**Requirements:**
Rewrite every line of the records below as a JSON list of strings, with one string for each line and blank lines omitted.

(Records from a collection)
----------

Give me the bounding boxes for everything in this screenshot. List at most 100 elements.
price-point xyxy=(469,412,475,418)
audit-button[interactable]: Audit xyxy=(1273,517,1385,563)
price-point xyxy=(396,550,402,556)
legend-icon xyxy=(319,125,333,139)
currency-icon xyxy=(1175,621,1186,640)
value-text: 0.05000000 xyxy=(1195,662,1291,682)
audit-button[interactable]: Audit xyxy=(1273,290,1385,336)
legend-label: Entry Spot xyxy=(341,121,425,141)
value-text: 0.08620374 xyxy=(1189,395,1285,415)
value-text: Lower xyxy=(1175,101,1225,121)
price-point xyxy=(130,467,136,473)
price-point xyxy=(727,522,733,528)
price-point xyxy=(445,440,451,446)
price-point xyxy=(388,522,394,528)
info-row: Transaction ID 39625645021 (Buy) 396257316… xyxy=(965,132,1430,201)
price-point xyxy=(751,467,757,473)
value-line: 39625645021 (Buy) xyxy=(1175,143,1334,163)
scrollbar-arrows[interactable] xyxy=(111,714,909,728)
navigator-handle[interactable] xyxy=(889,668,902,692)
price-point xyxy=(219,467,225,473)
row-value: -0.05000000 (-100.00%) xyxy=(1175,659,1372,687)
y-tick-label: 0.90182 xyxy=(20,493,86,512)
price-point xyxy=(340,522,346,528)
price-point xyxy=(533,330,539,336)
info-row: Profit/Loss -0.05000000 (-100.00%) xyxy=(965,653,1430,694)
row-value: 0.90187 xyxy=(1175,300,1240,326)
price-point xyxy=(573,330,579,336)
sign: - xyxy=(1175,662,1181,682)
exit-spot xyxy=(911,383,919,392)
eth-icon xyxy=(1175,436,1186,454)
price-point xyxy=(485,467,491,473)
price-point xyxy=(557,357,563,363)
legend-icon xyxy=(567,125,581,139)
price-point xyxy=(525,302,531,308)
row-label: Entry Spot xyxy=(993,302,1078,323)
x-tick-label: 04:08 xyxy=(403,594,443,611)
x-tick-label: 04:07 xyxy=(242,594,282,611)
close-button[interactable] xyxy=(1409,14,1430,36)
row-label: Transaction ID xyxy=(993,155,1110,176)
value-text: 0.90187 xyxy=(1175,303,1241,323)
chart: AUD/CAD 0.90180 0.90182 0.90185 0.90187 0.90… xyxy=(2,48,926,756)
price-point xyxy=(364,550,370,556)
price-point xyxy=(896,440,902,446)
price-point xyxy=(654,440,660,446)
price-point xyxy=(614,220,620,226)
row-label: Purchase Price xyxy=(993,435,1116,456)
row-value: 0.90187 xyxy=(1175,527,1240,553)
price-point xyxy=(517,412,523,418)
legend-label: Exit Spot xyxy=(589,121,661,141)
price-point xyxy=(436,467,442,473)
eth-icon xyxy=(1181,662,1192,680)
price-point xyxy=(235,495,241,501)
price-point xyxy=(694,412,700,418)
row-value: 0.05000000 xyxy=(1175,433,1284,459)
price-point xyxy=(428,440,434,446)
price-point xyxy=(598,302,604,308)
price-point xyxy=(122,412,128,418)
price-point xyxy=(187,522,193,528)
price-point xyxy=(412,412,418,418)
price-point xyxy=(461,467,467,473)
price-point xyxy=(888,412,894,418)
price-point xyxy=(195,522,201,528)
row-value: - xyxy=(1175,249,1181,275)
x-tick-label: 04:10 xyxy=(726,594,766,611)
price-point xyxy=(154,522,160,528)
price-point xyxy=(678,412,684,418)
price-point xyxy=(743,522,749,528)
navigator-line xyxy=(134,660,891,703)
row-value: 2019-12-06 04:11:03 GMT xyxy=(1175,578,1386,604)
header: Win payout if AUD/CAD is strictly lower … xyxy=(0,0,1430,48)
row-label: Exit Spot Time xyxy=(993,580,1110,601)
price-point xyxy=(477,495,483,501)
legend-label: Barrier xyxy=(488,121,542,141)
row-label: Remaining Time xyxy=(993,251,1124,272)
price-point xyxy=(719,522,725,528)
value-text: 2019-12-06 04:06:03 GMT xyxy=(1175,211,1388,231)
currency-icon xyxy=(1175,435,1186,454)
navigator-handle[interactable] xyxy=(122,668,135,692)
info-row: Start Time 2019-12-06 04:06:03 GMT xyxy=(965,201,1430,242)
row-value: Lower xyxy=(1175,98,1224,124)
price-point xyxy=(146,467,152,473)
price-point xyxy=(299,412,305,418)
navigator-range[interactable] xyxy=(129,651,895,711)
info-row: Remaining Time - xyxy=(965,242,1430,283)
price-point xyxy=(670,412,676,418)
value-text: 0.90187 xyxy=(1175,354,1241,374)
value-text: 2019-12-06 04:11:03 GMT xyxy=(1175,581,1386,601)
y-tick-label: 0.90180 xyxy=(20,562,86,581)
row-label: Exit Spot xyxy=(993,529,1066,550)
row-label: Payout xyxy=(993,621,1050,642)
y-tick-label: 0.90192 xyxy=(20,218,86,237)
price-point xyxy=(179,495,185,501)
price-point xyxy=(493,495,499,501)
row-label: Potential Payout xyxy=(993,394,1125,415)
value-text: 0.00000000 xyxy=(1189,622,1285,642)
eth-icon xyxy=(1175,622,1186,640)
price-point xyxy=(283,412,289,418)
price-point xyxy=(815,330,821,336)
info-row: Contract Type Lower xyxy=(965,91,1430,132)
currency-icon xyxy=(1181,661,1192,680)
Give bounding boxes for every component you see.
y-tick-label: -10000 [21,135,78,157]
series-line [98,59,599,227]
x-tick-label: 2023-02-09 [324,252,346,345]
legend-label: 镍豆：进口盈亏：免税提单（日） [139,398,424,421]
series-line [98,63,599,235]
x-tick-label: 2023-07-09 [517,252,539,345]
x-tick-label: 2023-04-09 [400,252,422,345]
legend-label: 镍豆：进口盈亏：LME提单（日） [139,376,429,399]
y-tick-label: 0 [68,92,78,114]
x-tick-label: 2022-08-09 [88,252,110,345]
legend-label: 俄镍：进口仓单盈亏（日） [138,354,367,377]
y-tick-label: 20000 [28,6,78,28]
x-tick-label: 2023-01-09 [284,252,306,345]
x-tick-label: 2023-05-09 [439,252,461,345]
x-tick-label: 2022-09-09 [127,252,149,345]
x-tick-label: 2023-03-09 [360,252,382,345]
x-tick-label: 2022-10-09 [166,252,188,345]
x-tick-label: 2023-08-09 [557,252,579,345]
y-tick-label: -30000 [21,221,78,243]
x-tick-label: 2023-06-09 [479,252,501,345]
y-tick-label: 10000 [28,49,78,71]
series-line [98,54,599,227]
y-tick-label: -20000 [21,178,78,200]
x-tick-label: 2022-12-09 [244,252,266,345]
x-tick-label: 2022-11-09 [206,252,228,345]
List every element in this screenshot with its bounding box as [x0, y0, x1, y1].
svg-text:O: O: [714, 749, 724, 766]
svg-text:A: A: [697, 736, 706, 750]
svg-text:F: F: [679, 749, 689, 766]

----------

**Answer for this exercise:**
[
  "Give me the bounding boxes for everything in this screenshot. List at most 100 elements.",
  "price-point xyxy=(469,412,475,418)",
  "audit-button[interactable]: Audit xyxy=(1273,517,1385,563)",
  "price-point xyxy=(396,550,402,556)",
  "legend-icon xyxy=(319,125,333,139)",
  "currency-icon xyxy=(1175,621,1186,640)",
  "value-text: 0.05000000 xyxy=(1195,662,1291,682)",
  "audit-button[interactable]: Audit xyxy=(1273,290,1385,336)",
  "legend-label: Entry Spot xyxy=(341,121,425,141)",
  "value-text: 0.08620374 xyxy=(1189,395,1285,415)",
  "value-text: Lower xyxy=(1175,101,1225,121)",
  "price-point xyxy=(130,467,136,473)",
  "price-point xyxy=(727,522,733,528)",
  "price-point xyxy=(445,440,451,446)",
  "price-point xyxy=(388,522,394,528)",
  "info-row: Transaction ID 39625645021 (Buy) 396257316… xyxy=(965,132,1430,201)",
  "price-point xyxy=(751,467,757,473)",
  "value-line: 39625645021 (Buy) xyxy=(1175,143,1334,163)",
  "scrollbar-arrows[interactable] xyxy=(111,714,909,728)",
  "navigator-handle[interactable] xyxy=(889,668,902,692)",
  "price-point xyxy=(219,467,225,473)",
  "row-value: -0.05000000 (-100.00%) xyxy=(1175,659,1372,687)",
  "y-tick-label: 0.90182 xyxy=(20,493,86,512)",
  "price-point xyxy=(340,522,346,528)",
  "price-point xyxy=(533,330,539,336)",
  "info-row: Profit/Loss -0.05000000 (-100.00%) xyxy=(965,653,1430,694)",
  "row-value: 0.90187 xyxy=(1175,300,1240,326)",
  "price-point xyxy=(573,330,579,336)",
  "sign: - xyxy=(1175,662,1181,682)",
  "exit-spot xyxy=(911,383,919,392)",
  "eth-icon xyxy=(1175,436,1186,454)",
  "price-point xyxy=(485,467,491,473)",
  "price-point xyxy=(557,357,563,363)",
  "legend-icon xyxy=(567,125,581,139)",
  "price-point xyxy=(525,302,531,308)",
  "row-label: Entry Spot xyxy=(993,302,1078,323)",
  "x-tick-label: 04:08 xyxy=(403,594,443,611)",
  "x-tick-label: 04:07 xyxy=(242,594,282,611)",
  "close-button[interactable] xyxy=(1409,14,1430,36)",
  "row-label: Transaction ID xyxy=(993,155,1110,176)",
  "value-text: 0.90187 xyxy=(1175,303,1241,323)",
  "chart: AUD/CAD 0.90180 0.90182 0.90185 0.90187 0.90… xyxy=(2,48,926,756)",
  "price-point xyxy=(364,550,370,556)",
  "price-point xyxy=(896,440,902,446)",
  "price-point xyxy=(654,440,660,446)",
  "price-point xyxy=(614,220,620,226)",
  "row-label: Purchase Price xyxy=(993,435,1116,456)",
  "row-value: 0.90187 xyxy=(1175,527,1240,553)",
  "price-point xyxy=(517,412,523,418)",
  "legend-label: Exit Spot xyxy=(589,121,661,141)",
  "price-point xyxy=(436,467,442,473)",
  "eth-icon xyxy=(1181,662,1192,680)",
  "price-point xyxy=(235,495,241,501)",
  "price-point xyxy=(694,412,700,418)",
  "row-value: 0.05000000 xyxy=(1175,433,1284,459)",
  "price-point xyxy=(428,440,434,446)",
  "price-point xyxy=(598,302,604,308)",
  "price-point xyxy=(122,412,128,418)",
  "price-point xyxy=(187,522,193,528)",
  "price-point xyxy=(412,412,418,418)",
  "price-point xyxy=(461,467,467,473)",
  "price-point xyxy=(888,412,894,418)",
  "price-point xyxy=(195,522,201,528)",
  "row-value: - xyxy=(1175,249,1181,275)",
  "x-tick-label: 04:10 xyxy=(726,594,766,611)",
  "price-point xyxy=(154,522,160,528)",
  "price-point xyxy=(678,412,684,418)",
  "price-point xyxy=(743,522,749,528)",
  "navigator-line xyxy=(134,660,891,703)",
  "row-value: 2019-12-06 04:11:03 GMT xyxy=(1175,578,1386,604)",
  "header: Win payout if AUD/CAD is strictly lower … xyxy=(0,0,1430,48)",
  "row-label: Exit Spot Time xyxy=(993,580,1110,601)",
  "price-point xyxy=(477,495,483,501)",
  "legend-label: Barrier xyxy=(488,121,542,141)",
  "row-label: Remaining Time xyxy=(993,251,1124,272)",
  "price-point xyxy=(719,522,725,528)",
  "value-text: 2019-12-06 04:06:03 GMT xyxy=(1175,211,1388,231)",
  "currency-icon xyxy=(1175,435,1186,454)",
  "navigator-handle[interactable] xyxy=(122,668,135,692)",
  "info-row: Start Time 2019-12-06 04:06:03 GMT xyxy=(965,201,1430,242)",
  "row-value: Lower xyxy=(1175,98,1224,124)",
  "price-point xyxy=(146,467,152,473)",
  "price-point xyxy=(299,412,305,418)",
  "navigator-range[interactable] xyxy=(129,651,895,711)",
  "info-row: Remaining Time - xyxy=(965,242,1430,283)",
  "price-point xyxy=(670,412,676,418)",
  "value-text: 0.90187 xyxy=(1175,354,1241,374)",
  "value-text: 2019-12-06 04:11:03 GMT xyxy=(1175,581,1386,601)",
  "y-tick-label: 0.90180 xyxy=(20,562,86,581)",
  "row-label: Exit Spot xyxy=(993,529,1066,550)",
  "row-label: Payout xyxy=(993,621,1050,642)",
  "y-tick-label: 0.90192 xyxy=(20,218,86,237)",
  "price-point xyxy=(179,495,185,501)",
  "price-point xyxy=(493,495,499,501)",
  "row-label: Potential Payout xyxy=(993,394,1125,415)",
  "value-text: 0.00000000 xyxy=(1189,622,1285,642)",
  "eth-icon xyxy=(1175,622,1186,640)",
  "price-point xyxy=(283,412,289,418)",
  "price-point xyxy=(815,330,821,336)",
  "info-row: Contract Type Lower xyxy=(965,91,1430,132)",
  "currency-icon xyxy=(1181,661,1192,680)",
  "Give bounding boxes for every component you see.",
  "y-tick-label: -10000 [21,135,78,157]",
  "series-line [98,59,599,227]",
  "x-tick-label: 2023-02-09 [324,252,346,345]",
  "legend-label: 镍豆：进口盈亏：免税提单（日） [139,398,424,421]",
  "series-line [98,63,599,235]",
  "x-tick-label: 2023-07-09 [517,252,539,345]",
  "x-tick-label: 2023-04-09 [400,252,422,345]",
  "legend-label: 镍豆：进口盈亏：LME提单（日） [139,376,429,399]",
  "y-tick-label: 0 [68,92,78,114]",
  "x-tick-label: 2022-08-09 [88,252,110,345]",
  "legend-label: 俄镍：进口仓单盈亏（日） [138,354,367,377]",
  "y-tick-label: 20000 [28,6,78,28]",
  "x-tick-label: 2023-01-09 [284,252,306,345]",
  "x-tick-label: 2023-05-09 [439,252,461,345]",
  "x-tick-label: 2022-09-09 [127,252,149,345]",
  "x-tick-label: 2023-03-09 [360,252,382,345]",
  "x-tick-label: 2022-10-09 [166,252,188,345]",
  "x-tick-label: 2023-08-09 [557,252,579,345]",
  "y-tick-label: -30000 [21,221,78,243]",
  "x-tick-label: 2023-06-09 [479,252,501,345]",
  "y-tick-label: 10000 [28,49,78,71]",
  "series-line [98,54,599,227]",
  "y-tick-label: -20000 [21,178,78,200]",
  "x-tick-label: 2022-12-09 [244,252,266,345]",
  "x-tick-label: 2022-11-09 [206,252,228,345]",
  "List every element in this screenshot with its bounding box as [x0, y0, x1, y1].",
  "svg-text:O: O: [714, 749, 724, 766]",
  "svg-text:A: A: [697, 736, 706, 750]",
  "svg-text:F: F: [679, 749, 689, 766]"
]